** begin Records supplied **

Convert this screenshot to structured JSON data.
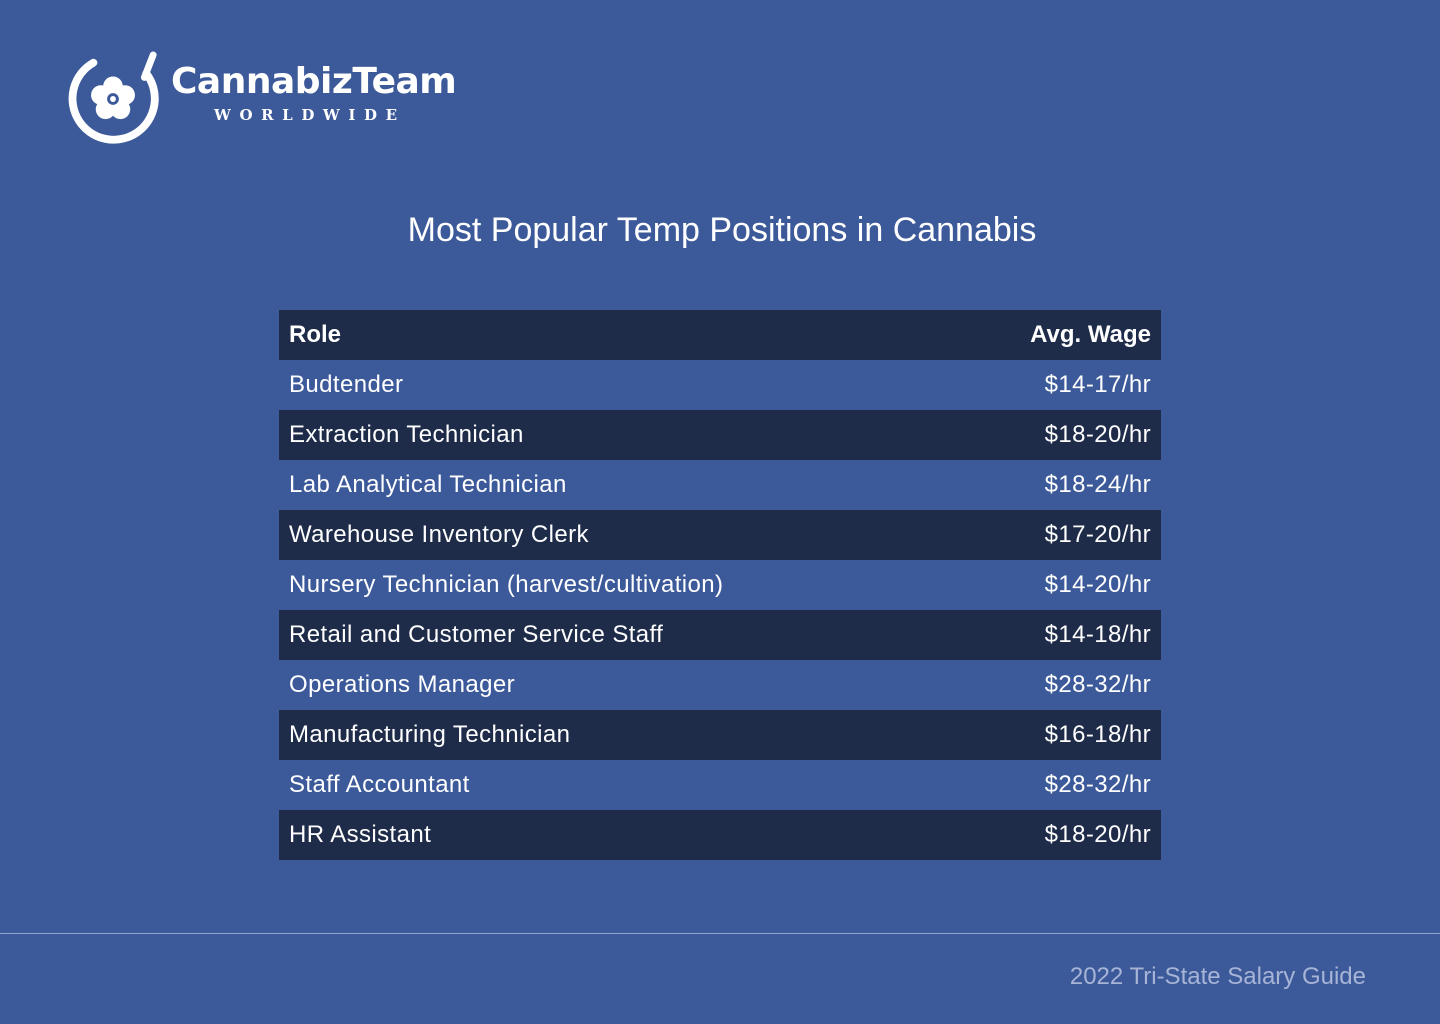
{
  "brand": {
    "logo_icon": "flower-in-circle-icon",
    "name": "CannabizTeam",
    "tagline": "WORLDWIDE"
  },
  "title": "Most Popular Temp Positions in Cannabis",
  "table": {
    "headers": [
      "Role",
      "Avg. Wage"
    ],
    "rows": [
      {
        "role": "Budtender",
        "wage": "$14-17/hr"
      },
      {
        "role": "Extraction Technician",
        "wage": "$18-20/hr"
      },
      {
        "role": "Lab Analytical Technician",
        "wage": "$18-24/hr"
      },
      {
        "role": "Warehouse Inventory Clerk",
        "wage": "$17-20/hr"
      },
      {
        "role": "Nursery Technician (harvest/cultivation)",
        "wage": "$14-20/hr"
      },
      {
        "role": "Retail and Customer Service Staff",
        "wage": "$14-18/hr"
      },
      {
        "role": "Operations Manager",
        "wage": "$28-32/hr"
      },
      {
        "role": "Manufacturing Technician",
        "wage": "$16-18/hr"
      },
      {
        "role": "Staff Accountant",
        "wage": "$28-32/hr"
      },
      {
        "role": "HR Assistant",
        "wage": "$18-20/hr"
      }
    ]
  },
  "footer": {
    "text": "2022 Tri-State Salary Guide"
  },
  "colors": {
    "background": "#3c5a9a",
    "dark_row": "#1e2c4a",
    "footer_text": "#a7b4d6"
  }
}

** end Records supplied **
** begin Records supplied **

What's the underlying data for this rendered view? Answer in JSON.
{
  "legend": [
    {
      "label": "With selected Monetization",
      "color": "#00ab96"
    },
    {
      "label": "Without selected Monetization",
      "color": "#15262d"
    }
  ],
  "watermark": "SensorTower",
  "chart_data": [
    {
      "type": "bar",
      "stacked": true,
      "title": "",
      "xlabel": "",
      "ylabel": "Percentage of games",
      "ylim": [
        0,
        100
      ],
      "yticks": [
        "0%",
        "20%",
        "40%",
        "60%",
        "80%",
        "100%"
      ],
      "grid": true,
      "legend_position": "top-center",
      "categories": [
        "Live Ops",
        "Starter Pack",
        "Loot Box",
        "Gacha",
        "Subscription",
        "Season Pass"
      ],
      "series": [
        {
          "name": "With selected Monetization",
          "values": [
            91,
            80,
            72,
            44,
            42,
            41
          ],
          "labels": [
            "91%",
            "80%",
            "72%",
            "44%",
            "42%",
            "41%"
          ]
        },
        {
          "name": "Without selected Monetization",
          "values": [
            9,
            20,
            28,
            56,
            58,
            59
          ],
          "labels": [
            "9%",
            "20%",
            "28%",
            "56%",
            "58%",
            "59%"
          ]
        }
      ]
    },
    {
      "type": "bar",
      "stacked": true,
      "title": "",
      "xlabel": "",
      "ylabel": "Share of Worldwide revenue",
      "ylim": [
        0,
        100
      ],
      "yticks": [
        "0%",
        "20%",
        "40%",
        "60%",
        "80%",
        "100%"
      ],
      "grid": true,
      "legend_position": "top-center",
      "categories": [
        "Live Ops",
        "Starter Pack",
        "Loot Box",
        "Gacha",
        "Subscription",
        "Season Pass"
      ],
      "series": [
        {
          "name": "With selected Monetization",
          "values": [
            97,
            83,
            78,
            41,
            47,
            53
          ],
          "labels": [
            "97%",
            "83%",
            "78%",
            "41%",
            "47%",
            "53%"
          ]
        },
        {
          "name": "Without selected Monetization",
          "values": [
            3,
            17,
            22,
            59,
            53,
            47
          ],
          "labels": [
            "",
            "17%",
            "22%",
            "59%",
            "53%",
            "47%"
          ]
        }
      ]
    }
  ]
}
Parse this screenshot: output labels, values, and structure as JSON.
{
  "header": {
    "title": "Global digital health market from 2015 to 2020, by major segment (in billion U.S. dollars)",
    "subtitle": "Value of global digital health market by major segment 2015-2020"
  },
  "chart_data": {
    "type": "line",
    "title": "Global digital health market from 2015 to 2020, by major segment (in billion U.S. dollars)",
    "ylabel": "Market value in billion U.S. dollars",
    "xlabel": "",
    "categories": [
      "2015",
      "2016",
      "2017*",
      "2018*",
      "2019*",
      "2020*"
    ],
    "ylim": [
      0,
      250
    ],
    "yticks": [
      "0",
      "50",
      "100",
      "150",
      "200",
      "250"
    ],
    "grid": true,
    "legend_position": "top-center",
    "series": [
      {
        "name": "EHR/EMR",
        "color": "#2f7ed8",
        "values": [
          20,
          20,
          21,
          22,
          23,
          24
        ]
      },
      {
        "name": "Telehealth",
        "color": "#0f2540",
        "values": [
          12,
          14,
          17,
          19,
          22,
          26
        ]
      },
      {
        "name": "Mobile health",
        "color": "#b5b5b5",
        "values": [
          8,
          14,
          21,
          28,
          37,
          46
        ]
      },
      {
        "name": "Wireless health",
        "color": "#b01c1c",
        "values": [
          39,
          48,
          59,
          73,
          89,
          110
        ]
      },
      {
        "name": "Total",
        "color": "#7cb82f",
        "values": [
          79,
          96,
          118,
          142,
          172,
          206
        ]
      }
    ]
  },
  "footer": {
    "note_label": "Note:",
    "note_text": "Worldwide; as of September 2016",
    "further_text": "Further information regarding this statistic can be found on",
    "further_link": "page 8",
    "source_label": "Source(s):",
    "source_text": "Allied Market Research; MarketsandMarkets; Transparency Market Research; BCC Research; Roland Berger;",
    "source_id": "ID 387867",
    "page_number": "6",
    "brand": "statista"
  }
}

** end Records supplied **
** begin Records supplied **

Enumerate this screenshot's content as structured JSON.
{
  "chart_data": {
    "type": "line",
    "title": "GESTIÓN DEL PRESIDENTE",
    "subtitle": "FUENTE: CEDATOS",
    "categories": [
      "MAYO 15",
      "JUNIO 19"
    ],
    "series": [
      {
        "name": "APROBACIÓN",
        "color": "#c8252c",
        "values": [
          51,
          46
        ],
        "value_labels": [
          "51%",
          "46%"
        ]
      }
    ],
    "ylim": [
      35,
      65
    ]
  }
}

** end Records supplied **

Task brief
In the entries above, find each line with the word "ylabel" and copy it.

Response to the task
      "ylabel": "Percentage of games",
      "ylabel": "Share of Worldwide revenue",
    "ylabel": "Market value in billion U.S. dollars",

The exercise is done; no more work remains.